◆ **Your objective**
State the number of lines where "close" appears. Add nothing else.

◆ ◆ ◆ ◆ ◆

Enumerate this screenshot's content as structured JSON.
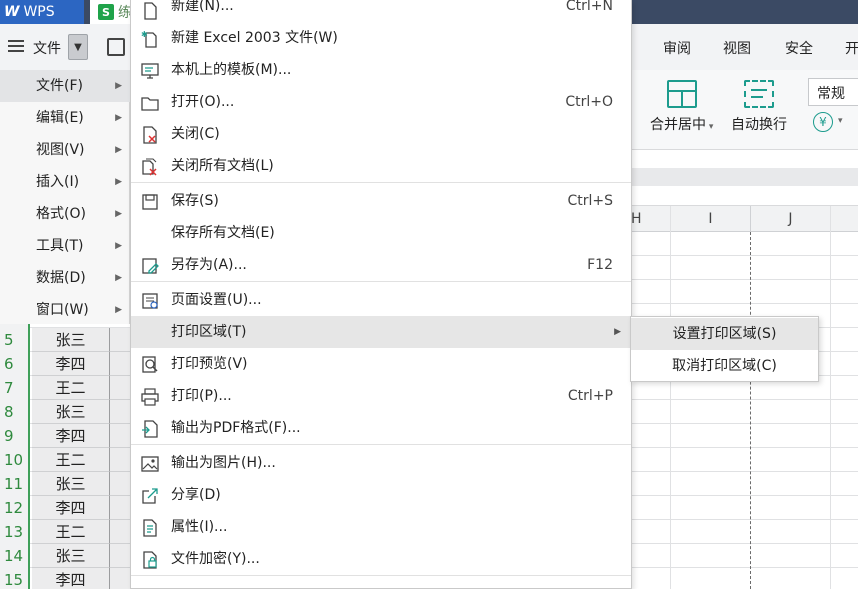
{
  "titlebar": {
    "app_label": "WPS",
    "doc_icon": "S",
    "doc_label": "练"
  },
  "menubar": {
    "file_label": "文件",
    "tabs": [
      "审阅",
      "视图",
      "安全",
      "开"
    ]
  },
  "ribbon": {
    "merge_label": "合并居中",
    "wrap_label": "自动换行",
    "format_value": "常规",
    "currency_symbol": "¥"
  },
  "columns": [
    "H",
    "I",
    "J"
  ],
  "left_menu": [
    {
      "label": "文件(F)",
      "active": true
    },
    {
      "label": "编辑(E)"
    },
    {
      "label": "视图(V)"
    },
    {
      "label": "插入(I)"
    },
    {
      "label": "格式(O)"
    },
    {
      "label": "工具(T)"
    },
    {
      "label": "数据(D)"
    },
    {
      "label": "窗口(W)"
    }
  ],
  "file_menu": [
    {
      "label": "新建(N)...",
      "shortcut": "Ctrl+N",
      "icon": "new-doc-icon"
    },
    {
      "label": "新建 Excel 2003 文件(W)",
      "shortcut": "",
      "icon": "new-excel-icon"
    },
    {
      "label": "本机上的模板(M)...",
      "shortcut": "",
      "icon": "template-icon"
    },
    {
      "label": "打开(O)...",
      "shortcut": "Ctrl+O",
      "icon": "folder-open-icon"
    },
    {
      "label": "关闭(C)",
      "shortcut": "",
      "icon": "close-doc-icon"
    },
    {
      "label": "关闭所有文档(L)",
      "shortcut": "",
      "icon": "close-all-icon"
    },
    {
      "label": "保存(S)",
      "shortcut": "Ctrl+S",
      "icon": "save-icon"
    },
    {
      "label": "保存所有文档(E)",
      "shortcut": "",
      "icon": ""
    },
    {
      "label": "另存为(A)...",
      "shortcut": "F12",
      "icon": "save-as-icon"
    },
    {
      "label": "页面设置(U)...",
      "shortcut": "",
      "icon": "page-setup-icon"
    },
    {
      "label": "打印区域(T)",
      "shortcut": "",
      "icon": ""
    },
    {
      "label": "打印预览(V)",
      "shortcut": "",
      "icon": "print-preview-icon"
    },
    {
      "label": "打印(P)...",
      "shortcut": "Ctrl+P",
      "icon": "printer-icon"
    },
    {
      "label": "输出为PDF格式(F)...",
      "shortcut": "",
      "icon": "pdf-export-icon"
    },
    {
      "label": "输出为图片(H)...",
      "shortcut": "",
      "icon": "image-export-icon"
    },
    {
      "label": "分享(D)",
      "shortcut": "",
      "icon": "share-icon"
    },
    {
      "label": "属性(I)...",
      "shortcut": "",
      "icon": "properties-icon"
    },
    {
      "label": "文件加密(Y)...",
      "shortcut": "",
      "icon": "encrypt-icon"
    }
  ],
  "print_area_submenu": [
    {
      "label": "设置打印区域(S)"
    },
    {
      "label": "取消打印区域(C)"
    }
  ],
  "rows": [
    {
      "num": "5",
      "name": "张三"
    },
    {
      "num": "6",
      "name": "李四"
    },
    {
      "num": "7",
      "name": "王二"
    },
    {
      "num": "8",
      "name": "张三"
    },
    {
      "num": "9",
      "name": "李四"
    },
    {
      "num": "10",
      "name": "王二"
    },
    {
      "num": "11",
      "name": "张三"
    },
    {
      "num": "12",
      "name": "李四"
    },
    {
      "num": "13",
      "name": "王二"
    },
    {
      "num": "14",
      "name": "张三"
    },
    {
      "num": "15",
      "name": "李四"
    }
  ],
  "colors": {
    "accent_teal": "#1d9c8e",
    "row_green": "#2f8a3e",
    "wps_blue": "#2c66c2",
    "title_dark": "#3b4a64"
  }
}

◆ ◆ ◆ ◆ ◆

◆ **Written response**
2